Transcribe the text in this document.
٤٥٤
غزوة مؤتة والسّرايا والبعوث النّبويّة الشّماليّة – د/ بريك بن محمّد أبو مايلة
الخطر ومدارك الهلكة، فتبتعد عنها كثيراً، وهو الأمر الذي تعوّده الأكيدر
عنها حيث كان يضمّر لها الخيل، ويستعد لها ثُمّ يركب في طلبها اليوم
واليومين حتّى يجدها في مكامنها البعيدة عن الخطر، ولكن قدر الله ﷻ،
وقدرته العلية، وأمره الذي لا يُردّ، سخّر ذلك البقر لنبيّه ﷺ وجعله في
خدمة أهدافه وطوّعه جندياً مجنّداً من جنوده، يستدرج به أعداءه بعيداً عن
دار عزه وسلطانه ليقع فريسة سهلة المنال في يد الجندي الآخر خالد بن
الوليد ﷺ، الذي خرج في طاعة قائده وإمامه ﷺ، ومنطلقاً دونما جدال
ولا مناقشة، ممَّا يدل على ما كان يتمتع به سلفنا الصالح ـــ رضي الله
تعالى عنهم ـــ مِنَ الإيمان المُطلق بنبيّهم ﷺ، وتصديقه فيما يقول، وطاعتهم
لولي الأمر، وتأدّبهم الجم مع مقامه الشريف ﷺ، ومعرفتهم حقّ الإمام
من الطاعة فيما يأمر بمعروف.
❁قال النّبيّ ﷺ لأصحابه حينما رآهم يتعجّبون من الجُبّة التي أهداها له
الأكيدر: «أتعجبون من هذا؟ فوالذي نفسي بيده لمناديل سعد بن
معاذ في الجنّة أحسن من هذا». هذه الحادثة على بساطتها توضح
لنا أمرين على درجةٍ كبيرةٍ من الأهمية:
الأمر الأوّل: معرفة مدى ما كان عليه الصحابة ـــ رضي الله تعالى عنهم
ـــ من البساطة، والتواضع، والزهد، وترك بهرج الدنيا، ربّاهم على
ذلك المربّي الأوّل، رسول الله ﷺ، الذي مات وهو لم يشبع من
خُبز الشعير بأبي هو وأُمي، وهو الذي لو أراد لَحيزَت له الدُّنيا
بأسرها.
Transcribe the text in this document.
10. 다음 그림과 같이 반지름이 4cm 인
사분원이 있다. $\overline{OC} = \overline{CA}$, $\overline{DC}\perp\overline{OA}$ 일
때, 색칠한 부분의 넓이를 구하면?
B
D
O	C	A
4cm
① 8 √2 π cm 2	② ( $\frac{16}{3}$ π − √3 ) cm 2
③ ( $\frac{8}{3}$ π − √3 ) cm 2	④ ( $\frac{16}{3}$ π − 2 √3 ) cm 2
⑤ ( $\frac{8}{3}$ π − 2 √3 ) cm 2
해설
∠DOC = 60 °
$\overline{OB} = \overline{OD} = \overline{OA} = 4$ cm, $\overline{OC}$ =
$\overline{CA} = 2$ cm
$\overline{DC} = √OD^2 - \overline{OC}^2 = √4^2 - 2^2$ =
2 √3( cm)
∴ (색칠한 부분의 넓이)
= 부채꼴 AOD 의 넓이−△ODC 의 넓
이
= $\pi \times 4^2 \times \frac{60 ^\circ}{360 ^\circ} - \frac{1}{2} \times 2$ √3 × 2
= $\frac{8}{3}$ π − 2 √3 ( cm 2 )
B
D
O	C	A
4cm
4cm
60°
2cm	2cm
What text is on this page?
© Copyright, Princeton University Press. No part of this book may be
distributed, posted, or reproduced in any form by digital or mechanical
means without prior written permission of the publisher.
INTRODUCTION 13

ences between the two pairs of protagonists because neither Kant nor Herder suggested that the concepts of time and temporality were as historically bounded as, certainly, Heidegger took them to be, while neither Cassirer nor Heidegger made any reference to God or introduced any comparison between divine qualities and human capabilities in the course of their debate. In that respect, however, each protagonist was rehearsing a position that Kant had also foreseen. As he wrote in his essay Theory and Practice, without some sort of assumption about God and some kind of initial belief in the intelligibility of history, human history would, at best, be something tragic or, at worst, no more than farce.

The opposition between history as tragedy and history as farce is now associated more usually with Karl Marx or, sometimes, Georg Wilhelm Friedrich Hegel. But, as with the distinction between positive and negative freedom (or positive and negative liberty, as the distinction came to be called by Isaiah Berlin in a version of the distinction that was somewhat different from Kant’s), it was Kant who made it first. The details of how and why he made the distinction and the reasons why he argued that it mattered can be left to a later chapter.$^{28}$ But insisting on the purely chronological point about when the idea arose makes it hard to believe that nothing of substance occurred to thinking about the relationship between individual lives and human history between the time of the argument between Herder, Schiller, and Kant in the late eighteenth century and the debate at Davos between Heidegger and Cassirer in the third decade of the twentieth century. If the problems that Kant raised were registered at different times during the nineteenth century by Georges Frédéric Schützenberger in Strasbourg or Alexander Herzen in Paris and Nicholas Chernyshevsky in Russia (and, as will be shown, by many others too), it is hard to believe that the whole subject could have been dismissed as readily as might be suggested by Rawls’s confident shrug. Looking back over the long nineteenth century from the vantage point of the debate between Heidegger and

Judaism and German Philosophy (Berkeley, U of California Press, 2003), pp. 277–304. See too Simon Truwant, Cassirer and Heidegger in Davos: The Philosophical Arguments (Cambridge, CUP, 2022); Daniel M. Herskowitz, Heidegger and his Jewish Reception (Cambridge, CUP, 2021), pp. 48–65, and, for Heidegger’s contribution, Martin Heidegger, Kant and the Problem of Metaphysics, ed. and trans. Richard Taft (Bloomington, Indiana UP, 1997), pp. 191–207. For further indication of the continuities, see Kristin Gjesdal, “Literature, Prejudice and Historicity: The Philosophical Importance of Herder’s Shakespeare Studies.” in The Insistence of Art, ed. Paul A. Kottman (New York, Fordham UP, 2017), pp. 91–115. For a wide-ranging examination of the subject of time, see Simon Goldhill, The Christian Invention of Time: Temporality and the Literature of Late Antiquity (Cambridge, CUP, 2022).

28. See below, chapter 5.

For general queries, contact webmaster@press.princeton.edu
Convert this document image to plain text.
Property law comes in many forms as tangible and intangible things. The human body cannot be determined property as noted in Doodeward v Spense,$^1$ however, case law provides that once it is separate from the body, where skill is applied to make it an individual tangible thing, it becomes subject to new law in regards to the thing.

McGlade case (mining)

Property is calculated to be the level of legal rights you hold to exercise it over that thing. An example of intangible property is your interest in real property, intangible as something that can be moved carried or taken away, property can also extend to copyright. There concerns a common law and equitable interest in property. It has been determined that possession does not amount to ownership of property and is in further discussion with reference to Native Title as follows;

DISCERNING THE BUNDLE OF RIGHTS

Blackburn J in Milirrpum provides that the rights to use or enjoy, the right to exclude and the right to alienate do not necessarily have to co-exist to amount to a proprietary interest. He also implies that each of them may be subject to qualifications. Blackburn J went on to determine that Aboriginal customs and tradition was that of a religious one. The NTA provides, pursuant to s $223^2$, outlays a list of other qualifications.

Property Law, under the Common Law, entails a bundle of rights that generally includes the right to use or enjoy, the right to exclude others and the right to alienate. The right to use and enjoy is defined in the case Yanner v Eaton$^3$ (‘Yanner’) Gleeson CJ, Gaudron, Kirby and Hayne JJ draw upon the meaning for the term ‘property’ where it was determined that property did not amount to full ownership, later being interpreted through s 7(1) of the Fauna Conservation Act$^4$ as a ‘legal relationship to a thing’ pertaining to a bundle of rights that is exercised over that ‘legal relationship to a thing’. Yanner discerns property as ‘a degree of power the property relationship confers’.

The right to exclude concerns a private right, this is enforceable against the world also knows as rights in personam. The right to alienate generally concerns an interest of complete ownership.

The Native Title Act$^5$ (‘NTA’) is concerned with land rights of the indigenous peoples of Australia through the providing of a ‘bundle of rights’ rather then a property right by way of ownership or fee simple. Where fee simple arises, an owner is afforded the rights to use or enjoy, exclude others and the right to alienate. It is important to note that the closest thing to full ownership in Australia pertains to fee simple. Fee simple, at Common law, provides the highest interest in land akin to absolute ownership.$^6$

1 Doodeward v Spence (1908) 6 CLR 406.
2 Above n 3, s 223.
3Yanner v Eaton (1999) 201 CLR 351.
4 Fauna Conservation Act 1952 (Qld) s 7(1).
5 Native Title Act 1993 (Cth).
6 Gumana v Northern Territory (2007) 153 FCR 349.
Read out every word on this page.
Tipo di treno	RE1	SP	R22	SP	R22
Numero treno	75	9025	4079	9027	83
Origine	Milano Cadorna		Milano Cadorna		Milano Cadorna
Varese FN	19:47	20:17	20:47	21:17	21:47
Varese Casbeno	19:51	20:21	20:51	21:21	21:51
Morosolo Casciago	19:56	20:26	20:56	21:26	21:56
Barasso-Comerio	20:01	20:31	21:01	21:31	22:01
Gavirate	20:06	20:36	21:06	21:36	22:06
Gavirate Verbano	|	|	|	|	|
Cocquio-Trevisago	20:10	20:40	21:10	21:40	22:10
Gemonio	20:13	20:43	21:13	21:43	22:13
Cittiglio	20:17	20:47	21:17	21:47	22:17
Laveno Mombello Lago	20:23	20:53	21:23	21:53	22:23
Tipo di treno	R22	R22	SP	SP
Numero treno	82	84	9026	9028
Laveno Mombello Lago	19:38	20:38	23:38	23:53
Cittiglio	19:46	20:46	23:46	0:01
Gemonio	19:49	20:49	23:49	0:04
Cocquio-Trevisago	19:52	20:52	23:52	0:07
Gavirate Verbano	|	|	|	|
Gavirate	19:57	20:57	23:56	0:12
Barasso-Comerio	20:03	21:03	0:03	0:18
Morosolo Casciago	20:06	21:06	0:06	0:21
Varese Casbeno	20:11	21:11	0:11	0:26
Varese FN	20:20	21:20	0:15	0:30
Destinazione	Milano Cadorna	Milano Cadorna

********

**THE REQUEST**
Return the line that contains "Read out every word on this page." along with every line after it through the end of the entries, exactly, adding nothing.

**FULL OUTPUT**
Read out every word on this page.
Tipo di treno	RE1	SP	R22	SP	R22
Numero treno	75	9025	4079	9027	83
Origine	Milano Cadorna		Milano Cadorna		Milano Cadorna
Varese FN	19:47	20:17	20:47	21:17	21:47
Varese Casbeno	19:51	20:21	20:51	21:21	21:51
Morosolo Casciago	19:56	20:26	20:56	21:26	21:56
Barasso-Comerio	20:01	20:31	21:01	21:31	22:01
Gavirate	20:06	20:36	21:06	21:36	22:06
Gavirate Verbano	|	|	|	|	|
Cocquio-Trevisago	20:10	20:40	21:10	21:40	22:10
Gemonio	20:13	20:43	21:13	21:43	22:13
Cittiglio	20:17	20:47	21:17	21:47	22:17
Laveno Mombello Lago	20:23	20:53	21:23	21:53	22:23
Tipo di treno	R22	R22	SP	SP
Numero treno	82	84	9026	9028
Laveno Mombello Lago	19:38	20:38	23:38	23:53
Cittiglio	19:46	20:46	23:46	0:01
Gemonio	19:49	20:49	23:49	0:04
Cocquio-Trevisago	19:52	20:52	23:52	0:07
Gavirate Verbano	|	|	|	|
Gavirate	19:57	20:57	23:56	0:12
Barasso-Comerio	20:03	21:03	0:03	0:18
Morosolo Casciago	20:06	21:06	0:06	0:21
Varese Casbeno	20:11	21:11	0:11	0:26
Varese FN	20:20	21:20	0:15	0:30
Destinazione	Milano Cadorna	Milano Cadorna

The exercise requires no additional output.